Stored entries
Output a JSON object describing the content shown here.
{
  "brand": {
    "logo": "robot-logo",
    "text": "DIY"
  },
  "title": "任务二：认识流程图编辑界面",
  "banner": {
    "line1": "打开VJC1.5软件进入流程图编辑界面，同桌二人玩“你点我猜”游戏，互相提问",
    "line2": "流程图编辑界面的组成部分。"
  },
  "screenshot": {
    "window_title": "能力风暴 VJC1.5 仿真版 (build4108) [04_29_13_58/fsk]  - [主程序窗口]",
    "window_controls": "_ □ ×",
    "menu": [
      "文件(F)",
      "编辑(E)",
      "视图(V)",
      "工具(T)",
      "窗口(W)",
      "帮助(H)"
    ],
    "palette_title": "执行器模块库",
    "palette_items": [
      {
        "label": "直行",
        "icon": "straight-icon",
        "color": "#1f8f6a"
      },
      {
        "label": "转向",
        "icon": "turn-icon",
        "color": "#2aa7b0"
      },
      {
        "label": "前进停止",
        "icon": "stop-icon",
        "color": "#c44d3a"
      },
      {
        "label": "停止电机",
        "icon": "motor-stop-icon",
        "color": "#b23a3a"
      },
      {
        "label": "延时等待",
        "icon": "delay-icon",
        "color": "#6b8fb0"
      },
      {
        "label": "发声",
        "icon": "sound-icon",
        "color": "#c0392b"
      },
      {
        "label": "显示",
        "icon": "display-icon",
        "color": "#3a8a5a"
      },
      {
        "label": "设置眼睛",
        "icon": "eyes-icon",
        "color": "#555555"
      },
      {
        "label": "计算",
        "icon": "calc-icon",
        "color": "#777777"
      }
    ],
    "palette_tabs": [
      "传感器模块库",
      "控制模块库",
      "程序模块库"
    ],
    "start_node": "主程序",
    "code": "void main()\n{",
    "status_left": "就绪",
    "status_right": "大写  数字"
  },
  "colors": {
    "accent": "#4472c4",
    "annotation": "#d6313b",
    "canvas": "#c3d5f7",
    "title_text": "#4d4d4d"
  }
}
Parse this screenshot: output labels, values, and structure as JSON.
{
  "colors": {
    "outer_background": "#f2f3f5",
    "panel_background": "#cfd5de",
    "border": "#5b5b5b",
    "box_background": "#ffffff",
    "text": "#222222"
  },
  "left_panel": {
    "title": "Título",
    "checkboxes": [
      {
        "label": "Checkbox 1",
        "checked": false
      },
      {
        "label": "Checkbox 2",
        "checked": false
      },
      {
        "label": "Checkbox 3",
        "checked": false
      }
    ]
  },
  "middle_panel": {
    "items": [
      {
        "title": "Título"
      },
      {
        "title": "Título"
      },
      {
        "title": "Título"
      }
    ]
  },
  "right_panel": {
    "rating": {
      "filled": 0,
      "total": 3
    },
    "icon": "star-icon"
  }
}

Do this: Recopy the entries above in their entirety, exactly.

Exercise answer:
Output a JSON object describing the content shown here.
{
  "brand": {
    "logo": "robot-logo",
    "text": "DIY"
  },
  "title": "任务二：认识流程图编辑界面",
  "banner": {
    "line1": "打开VJC1.5软件进入流程图编辑界面，同桌二人玩“你点我猜”游戏，互相提问",
    "line2": "流程图编辑界面的组成部分。"
  },
  "screenshot": {
    "window_title": "能力风暴 VJC1.5 仿真版 (build4108) [04_29_13_58/fsk]  - [主程序窗口]",
    "window_controls": "_ □ ×",
    "menu": [
      "文件(F)",
      "编辑(E)",
      "视图(V)",
      "工具(T)",
      "窗口(W)",
      "帮助(H)"
    ],
    "palette_title": "执行器模块库",
    "palette_items": [
      {
        "label": "直行",
        "icon": "straight-icon",
        "color": "#1f8f6a"
      },
      {
        "label": "转向",
        "icon": "turn-icon",
        "color": "#2aa7b0"
      },
      {
        "label": "前进停止",
        "icon": "stop-icon",
        "color": "#c44d3a"
      },
      {
        "label": "停止电机",
        "icon": "motor-stop-icon",
        "color": "#b23a3a"
      },
      {
        "label": "延时等待",
        "icon": "delay-icon",
        "color": "#6b8fb0"
      },
      {
        "label": "发声",
        "icon": "sound-icon",
        "color": "#c0392b"
      },
      {
        "label": "显示",
        "icon": "display-icon",
        "color": "#3a8a5a"
      },
      {
        "label": "设置眼睛",
        "icon": "eyes-icon",
        "color": "#555555"
      },
      {
        "label": "计算",
        "icon": "calc-icon",
        "color": "#777777"
      }
    ],
    "palette_tabs": [
      "传感器模块库",
      "控制模块库",
      "程序模块库"
    ],
    "start_node": "主程序",
    "code": "void main()\n{",
    "status_left": "就绪",
    "status_right": "大写  数字"
  },
  "colors": {
    "accent": "#4472c4",
    "annotation": "#d6313b",
    "canvas": "#c3d5f7",
    "title_text": "#4d4d4d"
  }
}
Parse this screenshot: output labels, values, and structure as JSON.
{
  "colors": {
    "outer_background": "#f2f3f5",
    "panel_background": "#cfd5de",
    "border": "#5b5b5b",
    "box_background": "#ffffff",
    "text": "#222222"
  },
  "left_panel": {
    "title": "Título",
    "checkboxes": [
      {
        "label": "Checkbox 1",
        "checked": false
      },
      {
        "label": "Checkbox 2",
        "checked": false
      },
      {
        "label": "Checkbox 3",
        "checked": false
      }
    ]
  },
  "middle_panel": {
    "items": [
      {
        "title": "Título"
      },
      {
        "title": "Título"
      },
      {
        "title": "Título"
      }
    ]
  },
  "right_panel": {
    "rating": {
      "filled": 0,
      "total": 3
    },
    "icon": "star-icon"
  }
}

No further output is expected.